→ Data listing
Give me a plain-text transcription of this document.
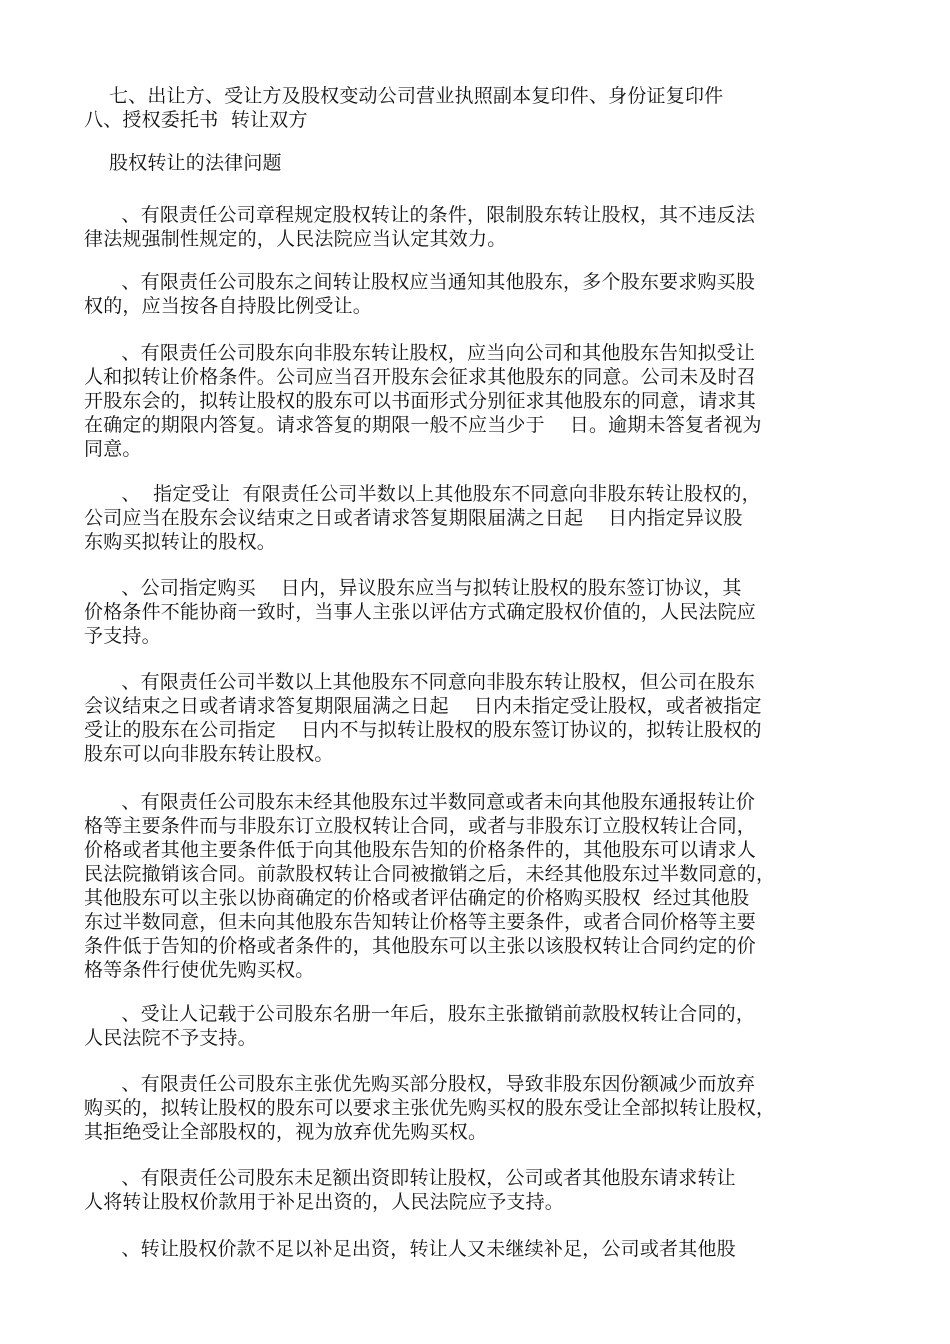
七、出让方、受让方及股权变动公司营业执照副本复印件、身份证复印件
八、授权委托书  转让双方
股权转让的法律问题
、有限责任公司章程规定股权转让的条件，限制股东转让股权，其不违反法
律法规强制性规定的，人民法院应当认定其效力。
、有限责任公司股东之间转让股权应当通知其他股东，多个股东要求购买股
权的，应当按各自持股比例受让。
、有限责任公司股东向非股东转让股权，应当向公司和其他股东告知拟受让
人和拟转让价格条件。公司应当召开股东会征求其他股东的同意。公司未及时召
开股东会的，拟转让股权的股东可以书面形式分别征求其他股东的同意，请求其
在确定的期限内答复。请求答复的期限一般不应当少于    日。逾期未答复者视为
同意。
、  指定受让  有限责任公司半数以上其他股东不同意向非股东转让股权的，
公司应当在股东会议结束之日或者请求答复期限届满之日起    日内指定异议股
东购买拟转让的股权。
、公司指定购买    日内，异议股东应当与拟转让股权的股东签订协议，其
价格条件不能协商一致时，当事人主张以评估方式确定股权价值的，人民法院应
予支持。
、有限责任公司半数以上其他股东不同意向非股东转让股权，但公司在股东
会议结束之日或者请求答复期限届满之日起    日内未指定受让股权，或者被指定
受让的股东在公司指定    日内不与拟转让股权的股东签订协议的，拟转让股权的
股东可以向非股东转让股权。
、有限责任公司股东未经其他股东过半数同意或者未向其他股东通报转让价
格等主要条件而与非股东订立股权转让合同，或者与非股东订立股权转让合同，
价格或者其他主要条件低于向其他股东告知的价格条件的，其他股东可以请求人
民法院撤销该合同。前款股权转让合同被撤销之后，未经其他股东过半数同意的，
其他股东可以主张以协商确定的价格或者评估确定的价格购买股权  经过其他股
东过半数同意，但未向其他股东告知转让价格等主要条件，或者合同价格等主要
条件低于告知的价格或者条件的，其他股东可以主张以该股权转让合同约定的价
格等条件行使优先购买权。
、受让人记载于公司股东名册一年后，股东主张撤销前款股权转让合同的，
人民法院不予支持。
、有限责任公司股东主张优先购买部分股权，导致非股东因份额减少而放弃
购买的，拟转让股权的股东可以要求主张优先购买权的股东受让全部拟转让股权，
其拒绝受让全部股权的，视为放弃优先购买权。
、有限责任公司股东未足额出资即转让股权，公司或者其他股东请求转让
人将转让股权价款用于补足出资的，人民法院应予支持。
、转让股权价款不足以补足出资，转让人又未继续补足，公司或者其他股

...

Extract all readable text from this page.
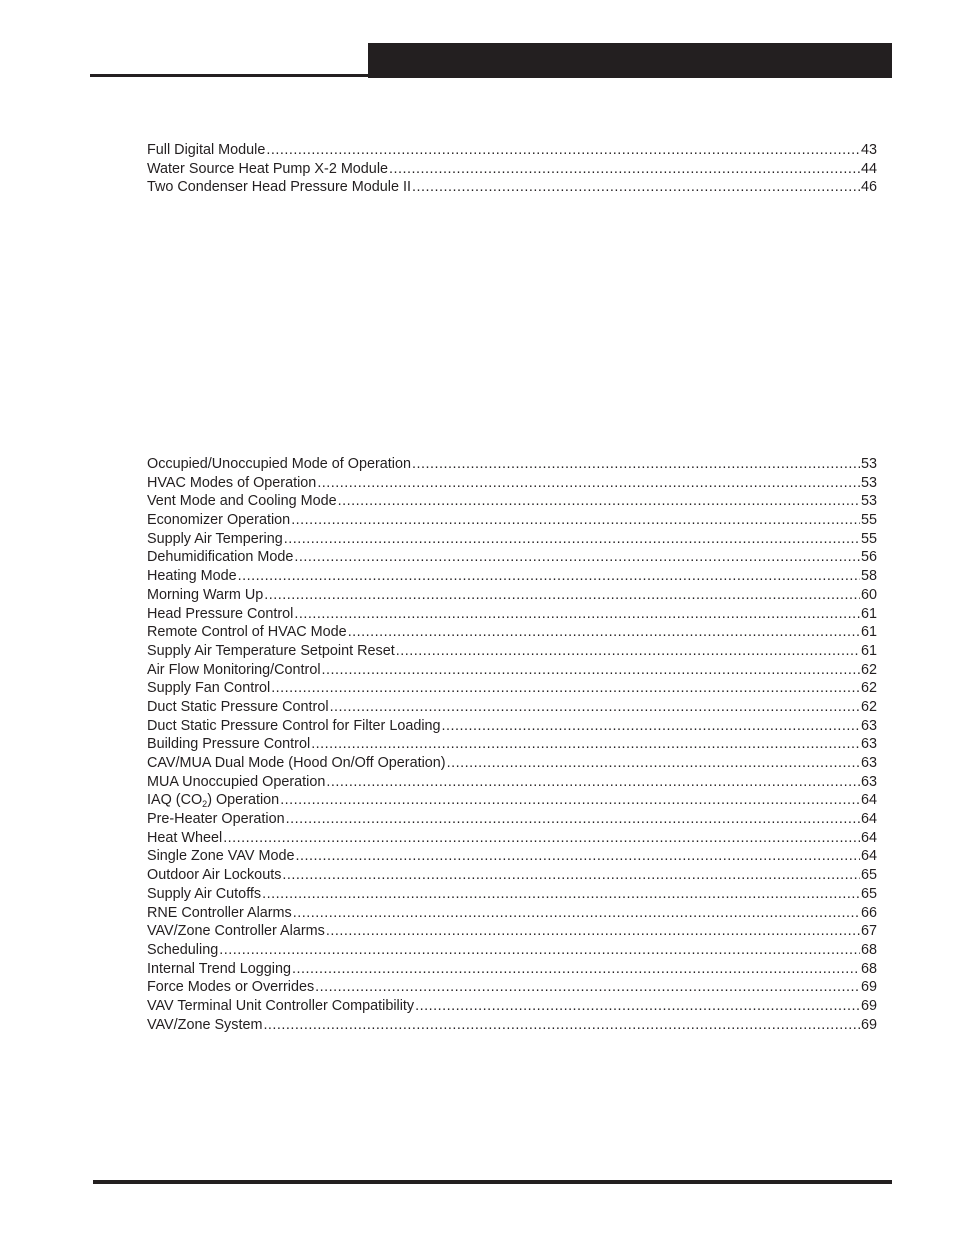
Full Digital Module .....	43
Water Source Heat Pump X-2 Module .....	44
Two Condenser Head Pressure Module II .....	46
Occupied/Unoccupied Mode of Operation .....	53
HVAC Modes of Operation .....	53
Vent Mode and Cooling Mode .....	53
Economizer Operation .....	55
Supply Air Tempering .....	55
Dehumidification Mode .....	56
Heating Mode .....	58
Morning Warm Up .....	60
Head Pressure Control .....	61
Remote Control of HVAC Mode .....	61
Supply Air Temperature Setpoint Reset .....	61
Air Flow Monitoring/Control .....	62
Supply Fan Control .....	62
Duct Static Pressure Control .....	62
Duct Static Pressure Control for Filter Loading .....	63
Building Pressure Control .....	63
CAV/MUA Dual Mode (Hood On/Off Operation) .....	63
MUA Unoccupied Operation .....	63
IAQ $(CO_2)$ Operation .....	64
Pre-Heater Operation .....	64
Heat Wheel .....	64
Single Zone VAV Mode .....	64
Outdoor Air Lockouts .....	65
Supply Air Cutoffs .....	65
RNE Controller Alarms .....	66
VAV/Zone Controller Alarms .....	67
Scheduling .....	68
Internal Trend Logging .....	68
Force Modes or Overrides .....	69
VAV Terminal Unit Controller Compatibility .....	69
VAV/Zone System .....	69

==

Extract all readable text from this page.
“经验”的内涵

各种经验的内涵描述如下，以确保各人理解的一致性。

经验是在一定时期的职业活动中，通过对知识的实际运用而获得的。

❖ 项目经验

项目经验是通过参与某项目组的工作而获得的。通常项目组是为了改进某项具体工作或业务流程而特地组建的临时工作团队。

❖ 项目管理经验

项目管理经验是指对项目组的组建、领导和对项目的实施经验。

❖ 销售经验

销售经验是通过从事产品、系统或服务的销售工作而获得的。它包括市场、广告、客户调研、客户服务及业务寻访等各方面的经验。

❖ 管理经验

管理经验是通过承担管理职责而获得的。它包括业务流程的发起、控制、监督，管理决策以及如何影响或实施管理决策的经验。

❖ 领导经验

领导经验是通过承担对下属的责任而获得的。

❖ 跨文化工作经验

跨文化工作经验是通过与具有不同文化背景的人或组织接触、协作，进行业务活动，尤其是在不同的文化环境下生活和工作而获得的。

→ Task requirements
For the entries above, state how many lines contain the word "Zone". Provide the number by itself.

→ Output for this exercise
3